Delicatessen Blu-ray Review
‘Delicatessen’ is presented in widescreen 1.85:1 with MPEG-4 AVC coding.
I always remember how dark this movie appeared on DVD, with a lot of the detail partially obscured by the dim and highly stylised nature of the presentation (not to mention the heavy mist which is present in the outdoor portions). I’m pleased to report that Studio Canal have done this transfer the justice that it deserves and really have brought out the best from the complex source material. The grain content can get quite boisterous at times, especially during the outdoor segments, but overall it adds to the texture of Clapet’s dark environ.
The colour palette, which is based almost solely on sepia tones such as gold and yellow and other pastille tones, feels rich and full bodied, serving to bring the imagery to life. This was, I always felt, a facet that was somewhat lacking in the DVD release and I’m glad that it has been corrected here. Contrast ratio produces some solid blacks but it’s somewhat off reference standard (and also definitely restricted by the strange colouring choices). Shadow detail is very impressive for the duration, with no detail lost in the plentiful gloomy scenes.
The image quality is reasonable sharp and well defined for the duration but the budgetary nature of the production does expose some flaws. That being said, the overall pros most certainly outweigh the cons and this is a very detailed image overall, exposing many facets that I had not previously noted; which, for this reviewer, always makes watching a movie a much more rewarding experience. For example, as the torrent floods the building, there are plenty of items on show, which duly wash through the house. Facial close-ups are impeccable and really serve to expose the limitations that the stylistic choices at times have on the image quality; but this is an observation and the disc will not be marked down for this.
Despite its short comings (such as the deliberately soft outdoor scenes), this BD release is the best that this movie has ever looked and is awarded a solid seven for its efforts.
Please note that this is a Region A+B release
‘Delicatessen’ comes with a 2.0 dts HD Master Audio surround track.

### Material:
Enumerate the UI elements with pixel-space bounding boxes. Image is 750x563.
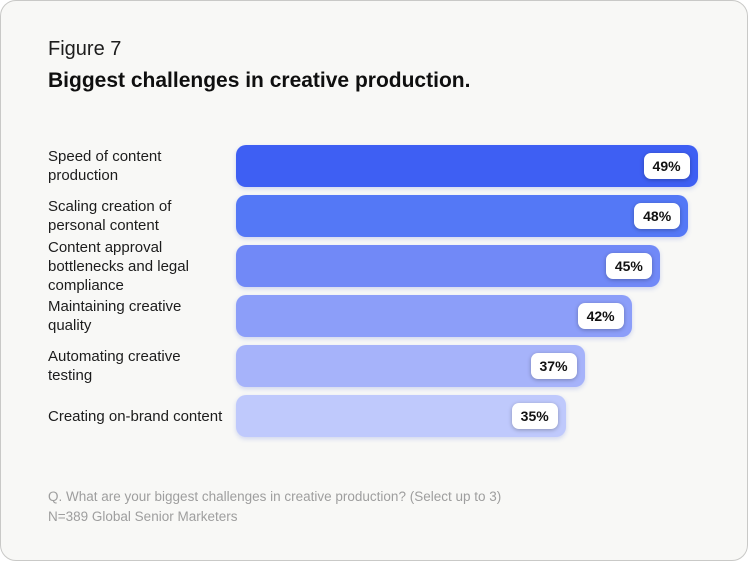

...

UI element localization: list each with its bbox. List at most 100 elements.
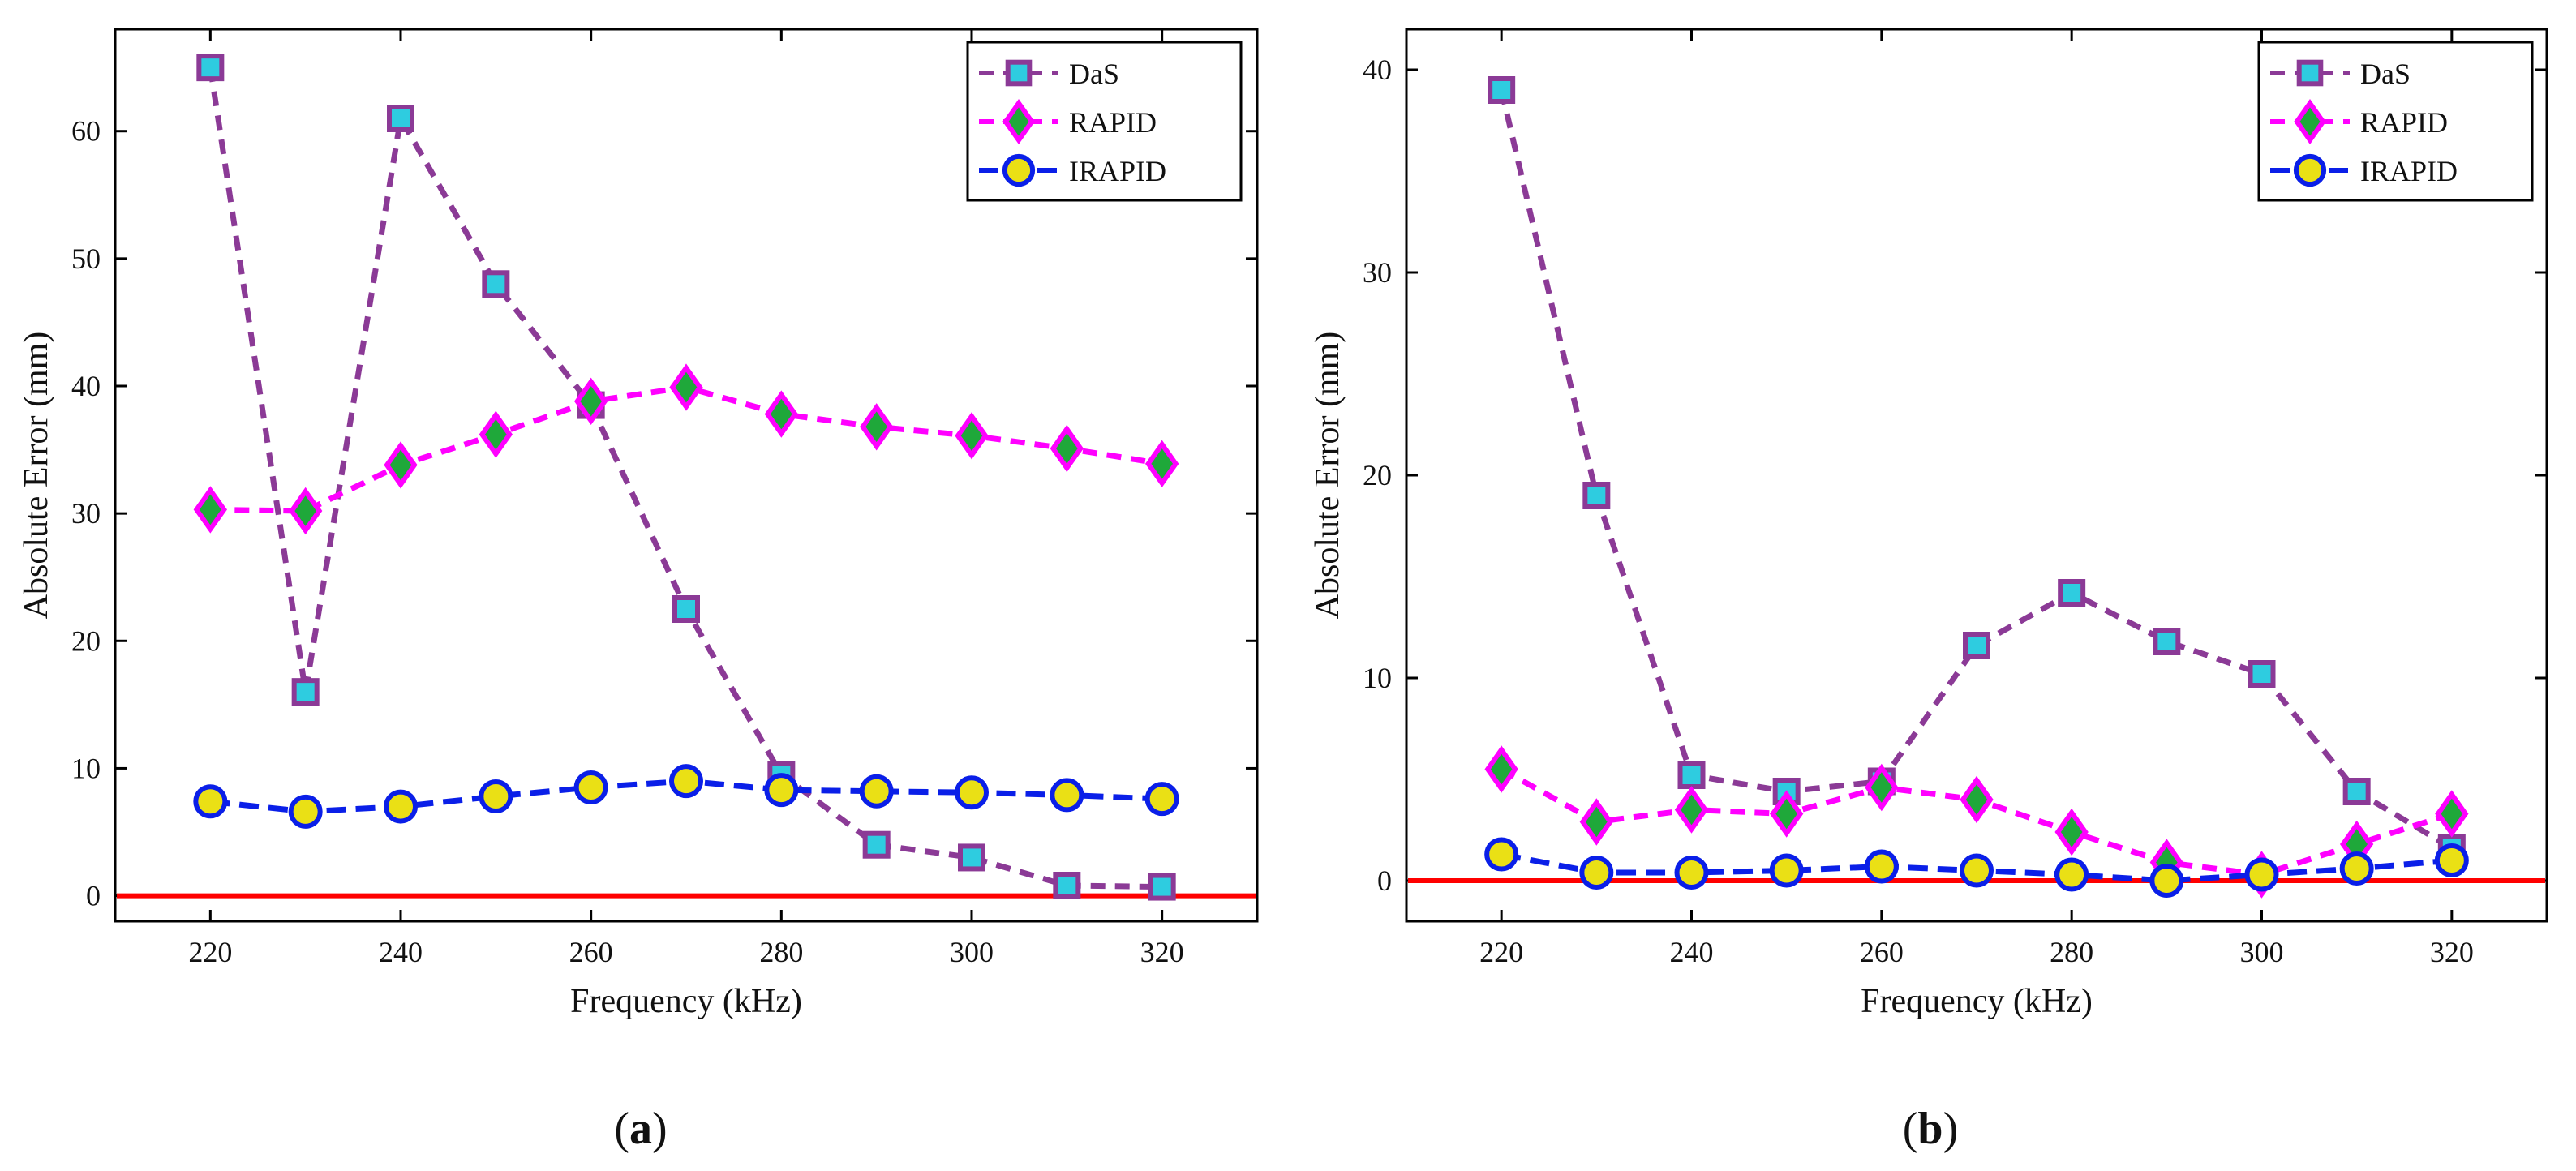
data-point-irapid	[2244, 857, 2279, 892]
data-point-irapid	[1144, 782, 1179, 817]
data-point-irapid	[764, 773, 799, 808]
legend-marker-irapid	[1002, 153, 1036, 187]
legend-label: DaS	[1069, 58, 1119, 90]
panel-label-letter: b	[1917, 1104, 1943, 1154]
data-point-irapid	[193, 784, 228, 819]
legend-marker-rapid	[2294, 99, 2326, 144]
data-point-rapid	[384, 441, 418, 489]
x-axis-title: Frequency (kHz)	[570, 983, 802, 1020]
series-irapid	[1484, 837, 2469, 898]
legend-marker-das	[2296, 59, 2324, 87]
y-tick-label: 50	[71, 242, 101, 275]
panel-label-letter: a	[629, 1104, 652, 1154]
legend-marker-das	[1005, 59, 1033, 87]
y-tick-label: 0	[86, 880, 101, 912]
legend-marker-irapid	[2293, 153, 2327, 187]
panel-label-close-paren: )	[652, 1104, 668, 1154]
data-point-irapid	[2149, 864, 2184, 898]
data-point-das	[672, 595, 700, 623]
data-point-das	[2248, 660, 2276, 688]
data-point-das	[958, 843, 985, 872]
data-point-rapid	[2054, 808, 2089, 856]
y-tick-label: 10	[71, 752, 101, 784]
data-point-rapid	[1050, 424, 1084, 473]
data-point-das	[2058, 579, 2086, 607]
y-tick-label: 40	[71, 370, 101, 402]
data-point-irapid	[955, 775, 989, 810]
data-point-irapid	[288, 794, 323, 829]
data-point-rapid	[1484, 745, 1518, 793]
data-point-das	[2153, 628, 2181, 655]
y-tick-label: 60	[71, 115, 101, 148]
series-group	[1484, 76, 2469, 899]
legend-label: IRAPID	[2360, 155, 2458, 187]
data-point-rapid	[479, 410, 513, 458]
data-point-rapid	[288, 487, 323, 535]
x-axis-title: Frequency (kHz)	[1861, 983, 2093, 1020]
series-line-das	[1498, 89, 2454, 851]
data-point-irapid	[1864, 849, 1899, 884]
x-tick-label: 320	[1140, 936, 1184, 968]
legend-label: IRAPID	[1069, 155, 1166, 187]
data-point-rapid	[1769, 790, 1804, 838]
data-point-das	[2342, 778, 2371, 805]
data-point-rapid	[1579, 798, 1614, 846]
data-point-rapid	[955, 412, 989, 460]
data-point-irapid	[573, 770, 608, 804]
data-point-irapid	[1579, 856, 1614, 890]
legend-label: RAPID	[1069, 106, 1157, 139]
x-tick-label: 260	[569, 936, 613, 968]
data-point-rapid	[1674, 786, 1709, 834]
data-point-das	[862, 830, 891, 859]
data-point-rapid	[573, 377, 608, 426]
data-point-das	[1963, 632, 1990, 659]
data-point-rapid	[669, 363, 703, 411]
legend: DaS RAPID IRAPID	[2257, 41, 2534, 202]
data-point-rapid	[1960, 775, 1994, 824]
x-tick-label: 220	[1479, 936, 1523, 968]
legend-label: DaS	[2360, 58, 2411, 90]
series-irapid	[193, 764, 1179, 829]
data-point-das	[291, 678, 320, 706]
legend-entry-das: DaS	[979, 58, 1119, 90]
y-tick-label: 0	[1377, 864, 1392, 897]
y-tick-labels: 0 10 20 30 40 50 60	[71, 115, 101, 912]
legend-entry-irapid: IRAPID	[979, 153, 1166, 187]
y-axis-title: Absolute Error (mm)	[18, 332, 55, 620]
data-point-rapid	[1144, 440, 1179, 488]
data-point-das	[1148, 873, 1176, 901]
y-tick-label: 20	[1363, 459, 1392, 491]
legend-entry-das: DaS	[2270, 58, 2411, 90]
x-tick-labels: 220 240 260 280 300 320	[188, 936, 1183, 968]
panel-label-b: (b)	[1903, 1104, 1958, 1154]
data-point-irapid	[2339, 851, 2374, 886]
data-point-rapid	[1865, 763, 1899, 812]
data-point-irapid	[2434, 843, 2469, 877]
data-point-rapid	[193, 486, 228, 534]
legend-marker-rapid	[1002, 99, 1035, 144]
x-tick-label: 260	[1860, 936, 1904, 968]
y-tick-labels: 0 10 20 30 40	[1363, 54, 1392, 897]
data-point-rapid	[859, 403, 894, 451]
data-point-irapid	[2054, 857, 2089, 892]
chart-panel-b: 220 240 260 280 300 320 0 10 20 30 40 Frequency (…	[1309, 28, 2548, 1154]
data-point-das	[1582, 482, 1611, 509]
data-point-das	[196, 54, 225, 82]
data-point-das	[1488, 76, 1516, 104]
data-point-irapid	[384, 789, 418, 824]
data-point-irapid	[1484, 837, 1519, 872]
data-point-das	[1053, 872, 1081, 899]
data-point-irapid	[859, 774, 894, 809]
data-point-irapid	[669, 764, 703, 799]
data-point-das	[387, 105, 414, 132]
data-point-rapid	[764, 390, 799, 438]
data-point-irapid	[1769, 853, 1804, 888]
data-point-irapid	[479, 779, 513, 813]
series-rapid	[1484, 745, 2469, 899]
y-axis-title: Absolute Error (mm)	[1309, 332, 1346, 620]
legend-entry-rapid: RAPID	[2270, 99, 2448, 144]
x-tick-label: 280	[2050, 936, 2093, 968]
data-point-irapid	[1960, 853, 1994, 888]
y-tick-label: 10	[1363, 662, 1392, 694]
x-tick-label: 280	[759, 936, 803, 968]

--

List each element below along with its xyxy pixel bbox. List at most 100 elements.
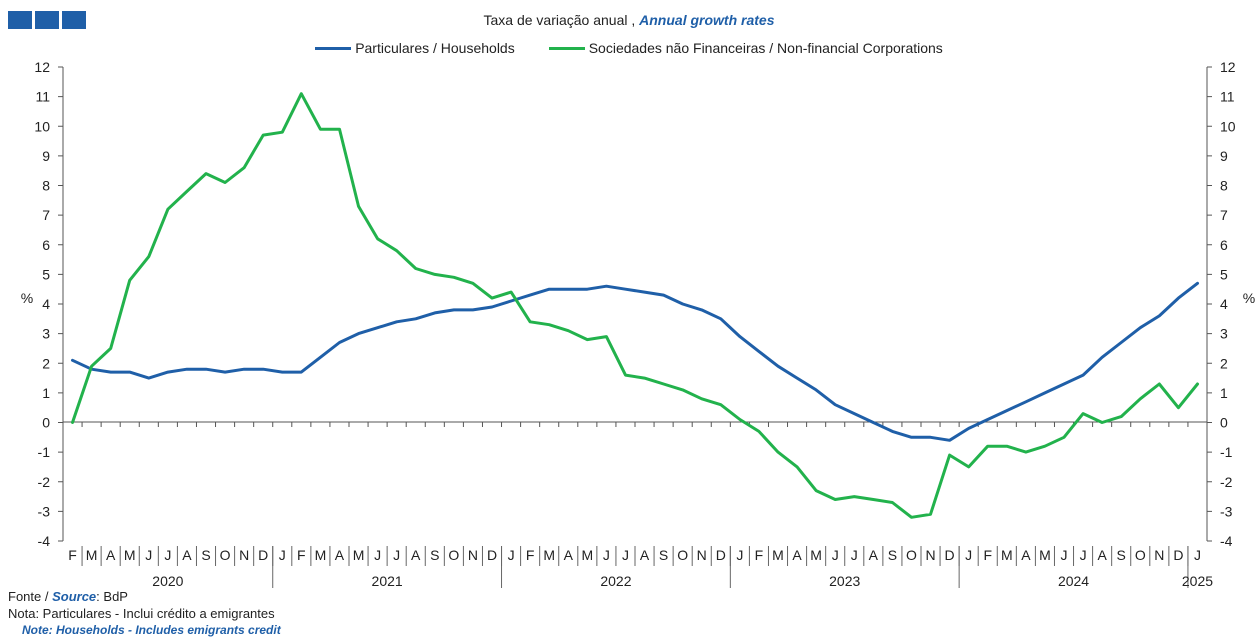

### Challenges:
(a) From the entries, print every line starting with the one that contains "UI element localization: list" and ending after the one that contains "660, 2276, 688]", including both, and omit the pictures.
(b) Proceed with the Delicatessen Blu-ray review, picking up after its final sentence.

### Written responses:
(a)
UI element localization: list each with its bbox. List at most 100 elements.
data-point-irapid	[2244, 857, 2279, 892]
data-point-irapid	[1144, 782, 1179, 817]
data-point-irapid	[764, 773, 799, 808]
legend-marker-irapid	[1002, 153, 1036, 187]
legend-label: DaS	[1069, 58, 1119, 90]
panel-label-letter: b	[1917, 1104, 1943, 1154]
data-point-irapid	[193, 784, 228, 819]
legend-marker-rapid	[2294, 99, 2326, 144]
data-point-rapid	[384, 441, 418, 489]
x-axis-title: Frequency (kHz)	[570, 983, 802, 1020]
series-irapid	[1484, 837, 2469, 898]
legend-marker-das	[2296, 59, 2324, 87]
y-tick-label: 50	[71, 242, 101, 275]
panel-label-letter: a	[629, 1104, 652, 1154]
legend-marker-das	[1005, 59, 1033, 87]
y-tick-label: 0	[86, 880, 101, 912]
legend-marker-irapid	[2293, 153, 2327, 187]
panel-label-close-paren: )	[652, 1104, 668, 1154]
data-point-irapid	[2149, 864, 2184, 898]
data-point-das	[672, 595, 700, 623]
data-point-das	[2248, 660, 2276, 688]

(b)
I often wonder, when I see uncompressed stereo mixes, “What is the point? I mean, you have all those extra channels at your disposal, so why not make use of them? I suppose that it’s all down to how the movie is presented, and this one certainly did not disappoint with its active stereo mix, but I could not help thinking that this is a wasted opportunity. There’s plenty going on in the front soundstage for the duration and this is a busy track to say the least. Vocals are crystal clear for the duration but there were a few crackles noted; for example, when the old granny screams as she spots the spider dangling overhead. There also seemed to be a strange hissing noise on the track, which was especially noticeable during the quieter portions, but this was generally not a distraction and became unnoticeable as the movie progressed.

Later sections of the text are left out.